Exercise. Reproduce all of the records exactly.

++++++++++

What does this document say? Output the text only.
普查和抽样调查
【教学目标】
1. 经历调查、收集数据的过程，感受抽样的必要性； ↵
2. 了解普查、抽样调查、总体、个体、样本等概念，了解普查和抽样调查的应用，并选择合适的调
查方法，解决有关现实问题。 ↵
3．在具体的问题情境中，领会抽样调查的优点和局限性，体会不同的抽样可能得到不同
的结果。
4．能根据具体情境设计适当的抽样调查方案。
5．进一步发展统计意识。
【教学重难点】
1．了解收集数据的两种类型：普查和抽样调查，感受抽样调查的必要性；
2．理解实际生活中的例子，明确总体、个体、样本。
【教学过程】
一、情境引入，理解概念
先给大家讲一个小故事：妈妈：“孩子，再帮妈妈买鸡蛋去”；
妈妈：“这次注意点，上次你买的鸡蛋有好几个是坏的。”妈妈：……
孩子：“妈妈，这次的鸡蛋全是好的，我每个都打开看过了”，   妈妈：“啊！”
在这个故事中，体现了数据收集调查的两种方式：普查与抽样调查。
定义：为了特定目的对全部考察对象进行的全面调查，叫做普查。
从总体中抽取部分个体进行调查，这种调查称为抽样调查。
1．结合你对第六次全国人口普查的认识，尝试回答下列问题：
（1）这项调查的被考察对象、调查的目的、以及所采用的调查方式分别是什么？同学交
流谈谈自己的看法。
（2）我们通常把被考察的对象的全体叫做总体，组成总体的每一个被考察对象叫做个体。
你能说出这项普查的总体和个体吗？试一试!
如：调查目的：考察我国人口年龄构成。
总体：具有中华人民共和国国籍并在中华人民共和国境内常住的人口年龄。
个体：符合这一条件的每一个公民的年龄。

++++++++++

Solution for this exercise.
What does this document say? Output the text only.
普查和抽样调查
【教学目标】
1. 经历调查、收集数据的过程，感受抽样的必要性； ↵
2. 了解普查、抽样调查、总体、个体、样本等概念，了解普查和抽样调查的应用，并选择合适的调
查方法，解决有关现实问题。 ↵
3．在具体的问题情境中，领会抽样调查的优点和局限性，体会不同的抽样可能得到不同
的结果。
4．能根据具体情境设计适当的抽样调查方案。
5．进一步发展统计意识。
【教学重难点】
1．了解收集数据的两种类型：普查和抽样调查，感受抽样调查的必要性；
2．理解实际生活中的例子，明确总体、个体、样本。
【教学过程】
一、情境引入，理解概念
先给大家讲一个小故事：妈妈：“孩子，再帮妈妈买鸡蛋去”；
妈妈：“这次注意点，上次你买的鸡蛋有好几个是坏的。”妈妈：……
孩子：“妈妈，这次的鸡蛋全是好的，我每个都打开看过了”，   妈妈：“啊！”
在这个故事中，体现了数据收集调查的两种方式：普查与抽样调查。
定义：为了特定目的对全部考察对象进行的全面调查，叫做普查。
从总体中抽取部分个体进行调查，这种调查称为抽样调查。
1．结合你对第六次全国人口普查的认识，尝试回答下列问题：
（1）这项调查的被考察对象、调查的目的、以及所采用的调查方式分别是什么？同学交
流谈谈自己的看法。
（2）我们通常把被考察的对象的全体叫做总体，组成总体的每一个被考察对象叫做个体。
你能说出这项普查的总体和个体吗？试一试!
如：调查目的：考察我国人口年龄构成。
总体：具有中华人民共和国国籍并在中华人民共和国境内常住的人口年龄。
个体：符合这一条件的每一个公民的年龄。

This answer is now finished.